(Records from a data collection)

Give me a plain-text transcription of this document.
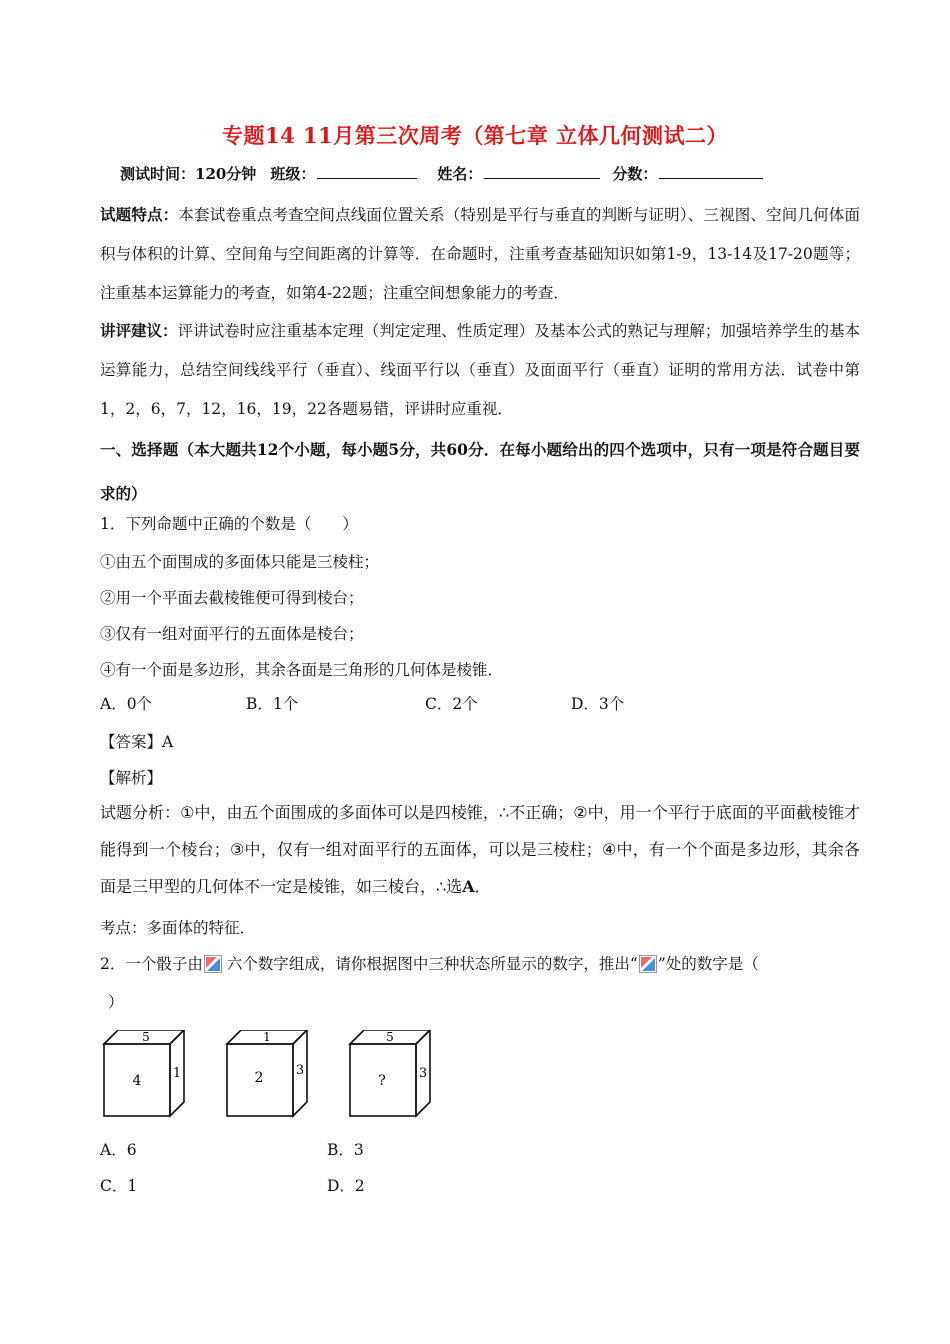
专题14 11月第三次周考（第七章 立体几何测试二）
测试时间：120分钟 班级：	姓名：	分数：
试题特点：本套试卷重点考查空间点线面位置关系（特别是平行与垂直的判断与证明）、三视图、空间几何体面积与体积的计算、空间角与空间距离的计算等．在命题时，注重考查基础知识如第1-9，13-14及17-20题等；注重基本运算能力的考查，如第4-22题；注重空间想象能力的考查．
讲评建议：评讲试卷时应注重基本定理（判定定理、性质定理）及基本公式的熟记与理解；加强培养学生的基本运算能力，总结空间线线平行（垂直）、线面平行以（垂直）及面面平行（垂直）证明的常用方法．试卷中第1，2，6，7，12，16，19，22各题易错，评讲时应重视．
一、选择题（本大题共12个小题，每小题5分，共60分．在每小题给出的四个选项中，只有一项是符合题目要求的）
1．下列命题中正确的个数是（　　）
①由五个面围成的多面体只能是三棱柱；
②用一个平面去截棱锥便可得到棱台；
③仅有一组对面平行的五面体是棱台；
④有一个面是多边形，其余各面是三角形的几何体是棱锥．
A．0个	B．1个	C．2个	D．3个
【答案】A
【解析】
试题分析：①中，由五个面围成的多面体可以是四棱锥，∴不正确；②中，用一个平行于底面的平面截棱锥才能得到一个棱台；③中，仅有一组对面平行的五面体，可以是三棱柱；④中，有一个个面是多边形，其余各面是三甲型的几何体不一定是棱锥，如三棱台，∴选A．
考点：多面体的特征．
2．一个骰子由 六个数字组成，请你根据图中三种状态所显示的数字，推出“ ”处的数字是（
）
5
4 1
1
2 3
5
?	3
A．6	B．3
C．1	D．2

**Short task**
Quote the material exactly. Pictures stay out.

**Problem solution**
Give me a plain-text transcription of this document.
专题14 11月第三次周考（第七章 立体几何测试二）
测试时间：120分钟 班级：	姓名：	分数：
试题特点：本套试卷重点考查空间点线面位置关系（特别是平行与垂直的判断与证明）、三视图、空间几何体面积与体积的计算、空间角与空间距离的计算等．在命题时，注重考查基础知识如第1-9，13-14及17-20题等；注重基本运算能力的考查，如第4-22题；注重空间想象能力的考查．
讲评建议：评讲试卷时应注重基本定理（判定定理、性质定理）及基本公式的熟记与理解；加强培养学生的基本运算能力，总结空间线线平行（垂直）、线面平行以（垂直）及面面平行（垂直）证明的常用方法．试卷中第1，2，6，7，12，16，19，22各题易错，评讲时应重视．
一、选择题（本大题共12个小题，每小题5分，共60分．在每小题给出的四个选项中，只有一项是符合题目要求的）
1．下列命题中正确的个数是（　　）
①由五个面围成的多面体只能是三棱柱；
②用一个平面去截棱锥便可得到棱台；
③仅有一组对面平行的五面体是棱台；
④有一个面是多边形，其余各面是三角形的几何体是棱锥．
A．0个	B．1个	C．2个	D．3个
【答案】A
【解析】
试题分析：①中，由五个面围成的多面体可以是四棱锥，∴不正确；②中，用一个平行于底面的平面截棱锥才能得到一个棱台；③中，仅有一组对面平行的五面体，可以是三棱柱；④中，有一个个面是多边形，其余各面是三甲型的几何体不一定是棱锥，如三棱台，∴选A．
考点：多面体的特征．
2．一个骰子由 六个数字组成，请你根据图中三种状态所显示的数字，推出“ ”处的数字是（
）
5
4 1
1
2 3
5
?	3
A．6	B．3
C．1	D．2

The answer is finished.